**PROMPT:**
Duplicate the lines of the material below, from the line containing "bar-slow-1 <box>314 294 333 366</box>" through the line containing "y-tick-label: 0.006 <box>479 55 513 69</box>", inclusive.

Listings of regions and labels:

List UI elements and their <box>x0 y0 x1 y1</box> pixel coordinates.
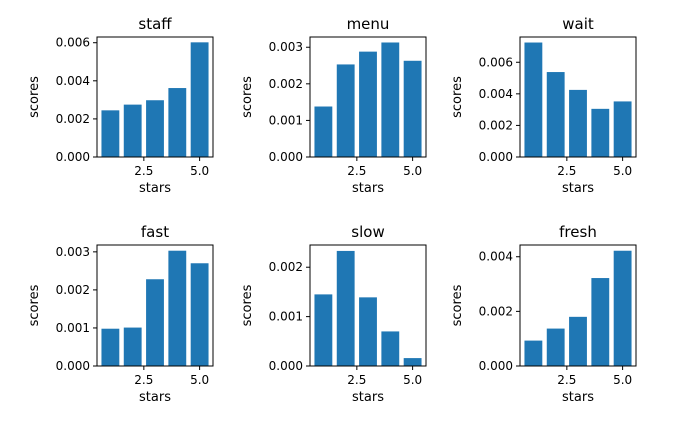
bar-slow-1 <box>314 294 333 366</box>
axes-frame <box>519 244 637 367</box>
y-tick-label: 0.003 <box>269 40 303 54</box>
y-tick-label: 0.002 <box>56 283 90 297</box>
bar-staff-5 <box>190 42 209 158</box>
bar-fast-3 <box>146 279 164 366</box>
bar-fast-1 <box>101 328 120 366</box>
y-axis-label: scores <box>27 76 42 118</box>
x-axis-label: stars <box>139 390 171 405</box>
x-tick-label: 2.5 <box>557 373 576 387</box>
bar-staff-4 <box>168 88 187 157</box>
y-tick-label: 0.006 <box>479 55 513 69</box>
y-tick-label: 0.000 <box>56 150 90 164</box>
axes-frame <box>519 36 637 158</box>
axes-frame <box>96 36 214 158</box>
y-tick-label: 0.000 <box>479 150 513 164</box>
y-axis-label: scores <box>240 76 255 118</box>
y-tick-label: 0.001 <box>269 310 303 324</box>
bar-fresh-5 <box>613 250 632 366</box>
subplot-title: fresh <box>559 223 597 241</box>
x-axis-label: stars <box>352 181 384 196</box>
y-axis-label: scores <box>27 284 42 326</box>
y-axis-label: scores <box>450 284 465 326</box>
y-tick-label: 0.000 <box>269 359 303 373</box>
x-tick-label: 5.0 <box>403 164 422 178</box>
bar-wait-5 <box>613 101 632 157</box>
y-tick-label: 0.000 <box>479 359 513 373</box>
axes-frame <box>309 244 427 367</box>
bar-staff-1 <box>101 110 120 157</box>
subplot-slow: 0.000 0.001 0.002 2.5 5.0 slow stars scores <box>240 223 427 405</box>
x-tick-label: 5.0 <box>403 373 422 387</box>
y-tick-label: 0.001 <box>269 113 303 127</box>
bar-wait-3 <box>569 89 587 157</box>
x-axis-label: stars <box>562 181 594 196</box>
x-tick-label: 2.5 <box>134 164 153 178</box>
y-tick-label: 0.004 <box>479 250 513 264</box>
x-axis-label: stars <box>562 390 594 405</box>
bar-slow-4 <box>381 331 400 366</box>
x-tick-label: 2.5 <box>347 373 366 387</box>
y-axis-label: scores <box>240 284 255 326</box>
bar-menu-5 <box>403 60 422 157</box>
bar-menu-2 <box>336 64 355 157</box>
subplot-title: fast <box>141 223 169 241</box>
x-axis-label: stars <box>139 181 171 196</box>
bar-wait-2 <box>546 72 565 157</box>
subplot-fast: 0.000 0.001 0.002 0.003 2.5 5.0 fast stars score… <box>27 223 214 405</box>
subplot-title: menu <box>347 15 390 33</box>
bar-menu-1 <box>314 106 333 157</box>
y-tick-label: 0.001 <box>56 321 90 335</box>
bar-fast-4 <box>168 250 187 366</box>
subplot-staff: 0.000 0.002 0.004 0.006 2.5 5.0 staff stars scor… <box>27 15 214 196</box>
y-tick-label: 0.002 <box>269 260 303 274</box>
bar-staff-2 <box>123 104 142 157</box>
bar-fresh-3 <box>569 316 587 366</box>
y-tick-label: 0.002 <box>479 304 513 318</box>
bar-menu-4 <box>381 42 400 157</box>
y-tick-label: 0.000 <box>269 150 303 164</box>
subplot-title: staff <box>138 15 172 33</box>
subplot-title: wait <box>562 15 594 33</box>
y-axis-label: scores <box>450 76 465 118</box>
x-tick-label: 2.5 <box>347 164 366 178</box>
bar-slow-2 <box>336 250 355 366</box>
bar-wait-4 <box>591 108 610 157</box>
bar-slow-3 <box>359 297 377 366</box>
y-tick-label: 0.002 <box>269 77 303 91</box>
bar-slow-5 <box>403 358 422 366</box>
x-tick-label: 5.0 <box>190 164 209 178</box>
bar-wait-1 <box>524 42 543 157</box>
axes-frame <box>96 244 214 367</box>
x-tick-label: 2.5 <box>134 373 153 387</box>
bar-staff-3 <box>146 100 164 157</box>
axes-frame <box>309 36 427 158</box>
x-axis-label: stars <box>352 390 384 405</box>
y-tick-label: 0.004 <box>479 87 513 101</box>
subplot-fresh: 0.000 0.002 0.004 2.5 5.0 fresh stars scores <box>450 223 637 405</box>
y-tick-label: 0.002 <box>56 112 90 126</box>
bar-fast-5 <box>190 263 209 366</box>
x-tick-label: 2.5 <box>557 164 576 178</box>
y-tick-label: 0.006 <box>56 36 90 50</box>
bar-fast-2 <box>123 327 142 366</box>
bar-menu-3 <box>359 51 377 157</box>
x-tick-label: 5.0 <box>613 373 632 387</box>
y-tick-label: 0.002 <box>479 118 513 132</box>
subplot-menu: 0.000 0.001 0.002 0.003 2.5 5.0 menu stars score… <box>240 15 427 196</box>
y-tick-label: 0.000 <box>56 359 90 373</box>
subplot-wait: 0.000 0.002 0.004 0.006 2.5 5.0 wait stars score… <box>450 15 637 196</box>
bar-fresh-2 <box>546 328 565 366</box>
bar-fresh-4 <box>591 278 610 366</box>
subplot-title: slow <box>351 223 384 241</box>
x-tick-label: 5.0 <box>613 164 632 178</box>
y-tick-label: 0.003 <box>56 245 90 259</box>
bar-fresh-1 <box>524 340 543 366</box>
x-tick-label: 5.0 <box>190 373 209 387</box>
y-tick-label: 0.004 <box>56 74 90 88</box>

**TASK SOLUTION:**
bar-slow-1 <box>314 294 333 366</box>
axes-frame <box>519 244 637 367</box>
y-tick-label: 0.003 <box>269 40 303 54</box>
y-tick-label: 0.002 <box>56 283 90 297</box>
bar-staff-5 <box>190 42 209 158</box>
bar-fast-3 <box>146 279 164 366</box>
bar-fast-1 <box>101 328 120 366</box>
y-axis-label: scores <box>27 76 42 118</box>
x-axis-label: stars <box>139 390 171 405</box>
x-tick-label: 2.5 <box>557 373 576 387</box>
bar-staff-4 <box>168 88 187 157</box>
y-tick-label: 0.006 <box>479 55 513 69</box>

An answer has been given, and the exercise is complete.